— START Input rows —

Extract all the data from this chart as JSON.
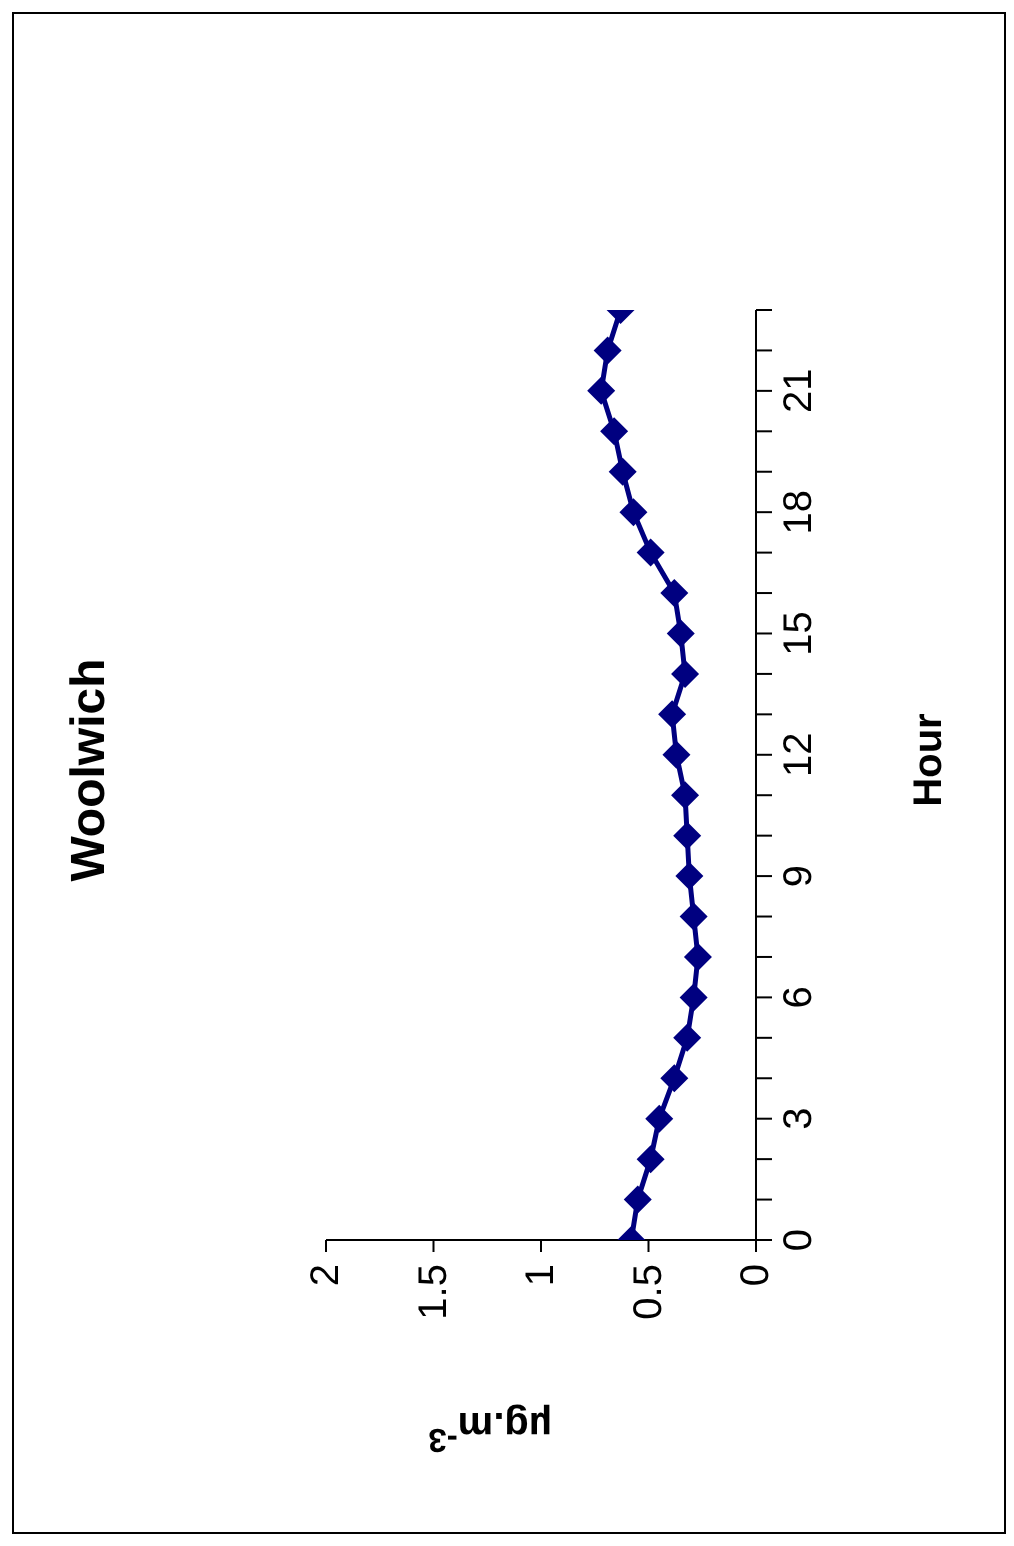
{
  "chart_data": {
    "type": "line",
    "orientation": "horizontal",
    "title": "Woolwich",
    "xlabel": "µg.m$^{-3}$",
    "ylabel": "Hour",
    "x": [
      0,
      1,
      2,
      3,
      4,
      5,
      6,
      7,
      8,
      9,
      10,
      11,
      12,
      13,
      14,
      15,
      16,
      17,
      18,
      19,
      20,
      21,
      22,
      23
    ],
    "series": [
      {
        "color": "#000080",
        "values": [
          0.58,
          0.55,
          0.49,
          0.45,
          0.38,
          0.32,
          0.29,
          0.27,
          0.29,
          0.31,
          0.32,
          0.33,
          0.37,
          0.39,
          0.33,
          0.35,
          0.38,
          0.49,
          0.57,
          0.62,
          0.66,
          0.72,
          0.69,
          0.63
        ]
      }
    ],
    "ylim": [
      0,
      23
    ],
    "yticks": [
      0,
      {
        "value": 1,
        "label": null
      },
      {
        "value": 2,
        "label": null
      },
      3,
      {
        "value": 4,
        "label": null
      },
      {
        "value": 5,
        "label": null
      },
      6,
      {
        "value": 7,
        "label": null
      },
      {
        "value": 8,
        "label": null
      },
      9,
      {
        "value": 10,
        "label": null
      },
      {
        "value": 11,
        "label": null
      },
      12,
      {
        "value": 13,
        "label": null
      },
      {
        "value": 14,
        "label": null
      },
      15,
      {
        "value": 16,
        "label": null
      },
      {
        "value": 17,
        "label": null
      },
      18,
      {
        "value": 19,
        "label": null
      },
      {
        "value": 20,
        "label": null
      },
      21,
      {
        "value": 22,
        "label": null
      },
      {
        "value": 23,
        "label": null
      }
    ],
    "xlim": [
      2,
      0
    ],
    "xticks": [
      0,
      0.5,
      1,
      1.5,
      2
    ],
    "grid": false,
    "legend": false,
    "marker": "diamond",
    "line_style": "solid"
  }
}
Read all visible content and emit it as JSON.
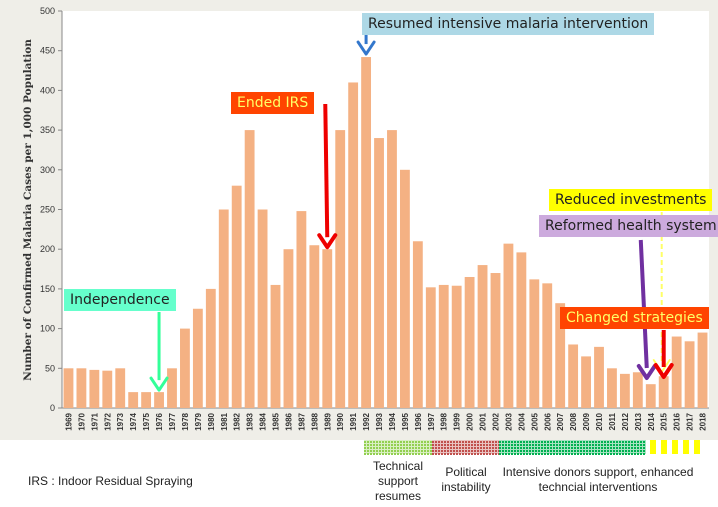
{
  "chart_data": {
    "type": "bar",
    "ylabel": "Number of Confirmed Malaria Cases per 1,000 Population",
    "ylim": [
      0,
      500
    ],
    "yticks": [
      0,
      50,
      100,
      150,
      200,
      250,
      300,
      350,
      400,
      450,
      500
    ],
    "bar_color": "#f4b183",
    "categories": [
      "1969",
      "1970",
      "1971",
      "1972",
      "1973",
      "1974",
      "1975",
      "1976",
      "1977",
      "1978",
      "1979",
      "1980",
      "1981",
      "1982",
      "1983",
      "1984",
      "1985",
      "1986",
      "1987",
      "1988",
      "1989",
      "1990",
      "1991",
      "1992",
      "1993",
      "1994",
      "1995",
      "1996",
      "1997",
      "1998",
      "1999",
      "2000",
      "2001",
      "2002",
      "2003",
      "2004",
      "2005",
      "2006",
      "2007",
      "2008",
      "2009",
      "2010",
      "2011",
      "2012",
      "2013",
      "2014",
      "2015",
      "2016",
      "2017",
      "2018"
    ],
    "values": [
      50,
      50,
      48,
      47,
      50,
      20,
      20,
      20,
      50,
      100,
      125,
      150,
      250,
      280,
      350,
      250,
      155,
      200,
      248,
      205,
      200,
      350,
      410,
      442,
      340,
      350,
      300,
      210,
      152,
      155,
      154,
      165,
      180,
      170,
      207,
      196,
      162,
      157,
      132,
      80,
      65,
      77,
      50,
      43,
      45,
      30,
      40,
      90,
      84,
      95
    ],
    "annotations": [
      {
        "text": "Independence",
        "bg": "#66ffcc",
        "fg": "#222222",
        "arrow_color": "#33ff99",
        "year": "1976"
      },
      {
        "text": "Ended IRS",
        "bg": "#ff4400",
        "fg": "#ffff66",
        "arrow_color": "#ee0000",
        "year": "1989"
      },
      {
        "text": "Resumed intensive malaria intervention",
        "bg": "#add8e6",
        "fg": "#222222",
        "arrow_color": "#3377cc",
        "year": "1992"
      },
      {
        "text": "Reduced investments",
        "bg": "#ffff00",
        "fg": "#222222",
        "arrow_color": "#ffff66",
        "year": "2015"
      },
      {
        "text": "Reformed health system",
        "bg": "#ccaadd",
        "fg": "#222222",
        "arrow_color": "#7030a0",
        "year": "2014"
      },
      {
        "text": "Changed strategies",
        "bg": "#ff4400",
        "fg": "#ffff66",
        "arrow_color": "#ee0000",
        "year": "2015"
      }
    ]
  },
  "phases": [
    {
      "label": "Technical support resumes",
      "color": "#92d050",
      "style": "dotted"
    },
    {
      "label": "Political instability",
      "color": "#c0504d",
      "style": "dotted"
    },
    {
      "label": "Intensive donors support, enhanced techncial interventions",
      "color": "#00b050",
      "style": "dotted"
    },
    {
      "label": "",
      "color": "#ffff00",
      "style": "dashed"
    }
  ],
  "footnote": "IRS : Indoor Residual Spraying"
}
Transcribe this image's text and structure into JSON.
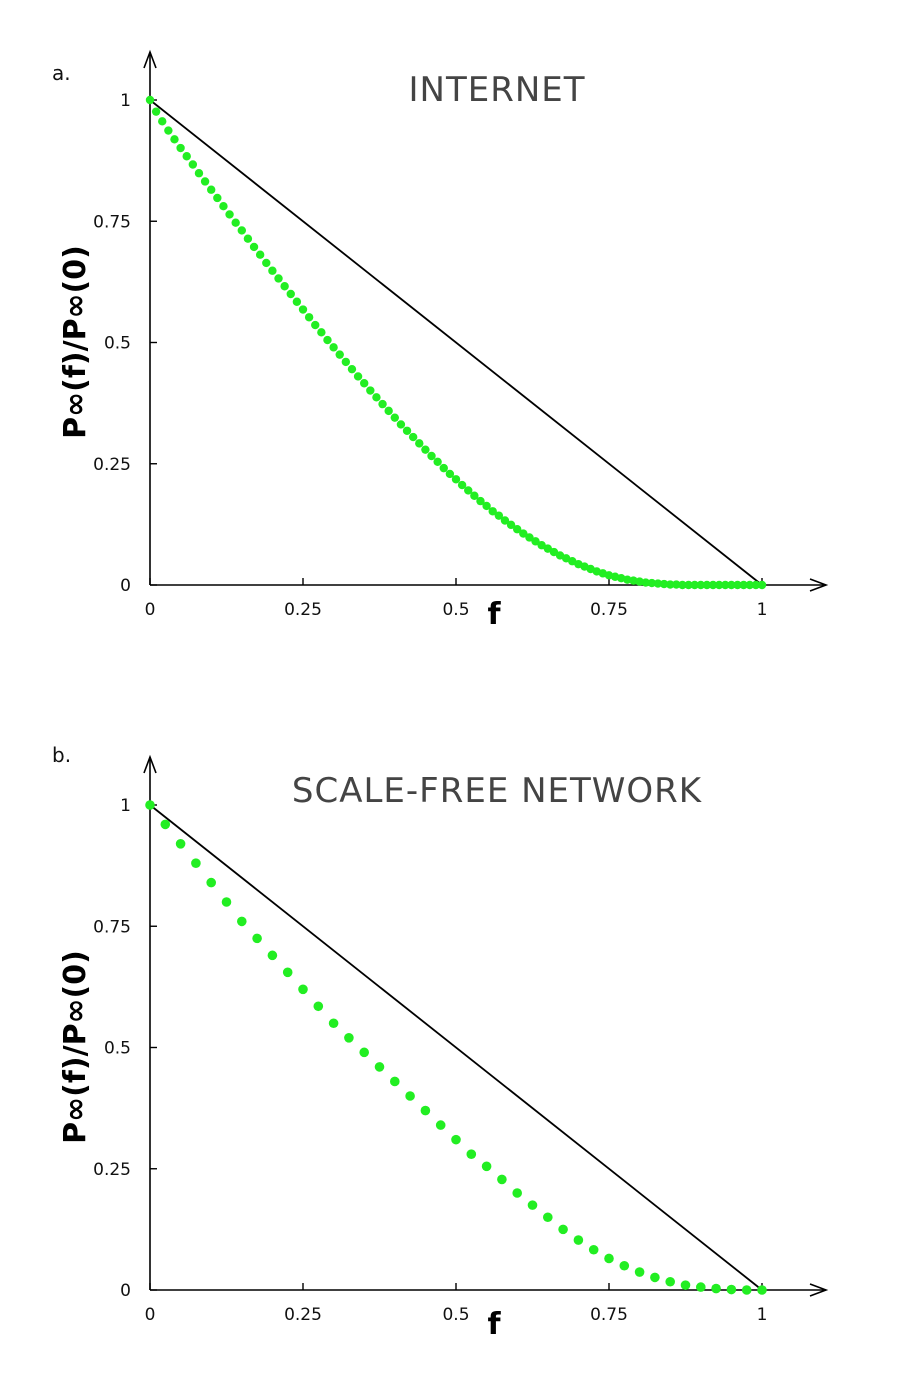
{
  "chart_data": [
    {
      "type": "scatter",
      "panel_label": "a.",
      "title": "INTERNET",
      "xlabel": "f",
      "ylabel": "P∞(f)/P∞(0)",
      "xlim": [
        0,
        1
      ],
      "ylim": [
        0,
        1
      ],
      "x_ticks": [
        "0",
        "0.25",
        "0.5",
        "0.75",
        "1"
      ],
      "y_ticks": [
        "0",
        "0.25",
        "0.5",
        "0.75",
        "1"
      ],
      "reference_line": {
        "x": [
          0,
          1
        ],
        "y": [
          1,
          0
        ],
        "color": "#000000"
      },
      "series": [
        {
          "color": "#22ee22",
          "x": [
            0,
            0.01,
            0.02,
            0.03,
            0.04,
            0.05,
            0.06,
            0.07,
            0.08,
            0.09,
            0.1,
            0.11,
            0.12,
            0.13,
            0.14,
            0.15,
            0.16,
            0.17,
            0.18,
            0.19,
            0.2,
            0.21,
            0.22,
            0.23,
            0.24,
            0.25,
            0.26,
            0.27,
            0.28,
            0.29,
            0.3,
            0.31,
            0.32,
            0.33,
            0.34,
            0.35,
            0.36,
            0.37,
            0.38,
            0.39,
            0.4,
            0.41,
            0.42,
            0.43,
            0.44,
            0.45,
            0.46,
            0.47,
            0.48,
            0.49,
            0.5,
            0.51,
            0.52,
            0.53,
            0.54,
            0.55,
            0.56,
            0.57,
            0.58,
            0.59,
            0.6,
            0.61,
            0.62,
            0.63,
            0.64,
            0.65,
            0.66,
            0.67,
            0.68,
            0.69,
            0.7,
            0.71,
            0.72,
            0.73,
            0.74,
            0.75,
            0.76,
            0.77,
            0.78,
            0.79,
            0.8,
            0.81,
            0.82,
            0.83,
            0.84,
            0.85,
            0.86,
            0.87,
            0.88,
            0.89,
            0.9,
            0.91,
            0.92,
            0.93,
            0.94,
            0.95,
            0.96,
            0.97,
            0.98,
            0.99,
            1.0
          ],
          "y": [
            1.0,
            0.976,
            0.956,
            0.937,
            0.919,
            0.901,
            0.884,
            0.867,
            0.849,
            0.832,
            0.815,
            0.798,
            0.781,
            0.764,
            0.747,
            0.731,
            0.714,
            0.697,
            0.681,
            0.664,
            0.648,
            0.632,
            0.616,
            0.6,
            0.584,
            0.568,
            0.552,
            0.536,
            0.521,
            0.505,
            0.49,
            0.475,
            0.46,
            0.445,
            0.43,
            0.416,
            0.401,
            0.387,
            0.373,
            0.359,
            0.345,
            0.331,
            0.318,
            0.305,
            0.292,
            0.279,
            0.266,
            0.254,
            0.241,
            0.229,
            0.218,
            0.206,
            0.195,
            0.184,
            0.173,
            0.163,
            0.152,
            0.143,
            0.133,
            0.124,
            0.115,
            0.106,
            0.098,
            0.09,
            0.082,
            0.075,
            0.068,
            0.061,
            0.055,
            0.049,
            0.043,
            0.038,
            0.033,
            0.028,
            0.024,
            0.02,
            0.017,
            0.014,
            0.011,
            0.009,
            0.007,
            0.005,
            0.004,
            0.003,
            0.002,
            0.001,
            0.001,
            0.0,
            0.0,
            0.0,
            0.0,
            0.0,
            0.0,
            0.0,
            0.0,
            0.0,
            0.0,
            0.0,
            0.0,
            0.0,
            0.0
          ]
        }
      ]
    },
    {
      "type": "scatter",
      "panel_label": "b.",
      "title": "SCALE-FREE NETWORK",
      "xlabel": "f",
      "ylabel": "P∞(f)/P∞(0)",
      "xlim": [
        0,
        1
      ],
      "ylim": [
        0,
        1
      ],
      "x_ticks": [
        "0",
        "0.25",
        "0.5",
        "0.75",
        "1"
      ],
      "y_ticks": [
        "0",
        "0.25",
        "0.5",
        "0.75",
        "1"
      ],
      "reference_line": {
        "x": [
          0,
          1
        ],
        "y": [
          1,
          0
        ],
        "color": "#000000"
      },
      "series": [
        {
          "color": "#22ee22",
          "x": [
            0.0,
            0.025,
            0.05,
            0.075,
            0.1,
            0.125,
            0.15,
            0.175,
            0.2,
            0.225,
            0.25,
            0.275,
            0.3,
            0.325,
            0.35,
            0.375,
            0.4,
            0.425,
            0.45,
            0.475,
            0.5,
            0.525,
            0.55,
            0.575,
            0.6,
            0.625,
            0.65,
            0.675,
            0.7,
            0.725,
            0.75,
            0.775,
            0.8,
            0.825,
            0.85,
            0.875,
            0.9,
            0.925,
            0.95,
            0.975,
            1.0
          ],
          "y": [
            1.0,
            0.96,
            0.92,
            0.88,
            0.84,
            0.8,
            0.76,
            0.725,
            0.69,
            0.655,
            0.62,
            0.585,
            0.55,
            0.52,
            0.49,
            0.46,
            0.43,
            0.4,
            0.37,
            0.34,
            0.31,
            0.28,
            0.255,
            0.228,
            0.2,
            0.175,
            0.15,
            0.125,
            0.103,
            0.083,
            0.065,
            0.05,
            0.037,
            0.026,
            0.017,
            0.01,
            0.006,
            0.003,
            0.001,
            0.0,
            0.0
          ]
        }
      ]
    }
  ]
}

— END Input rows —

### Aim
Go through the entries above and pull out each line with "type" in it.

### Complete output
    "type": "line",
    "type": "bar",
      "type": "scatter",
      "type": "scatter",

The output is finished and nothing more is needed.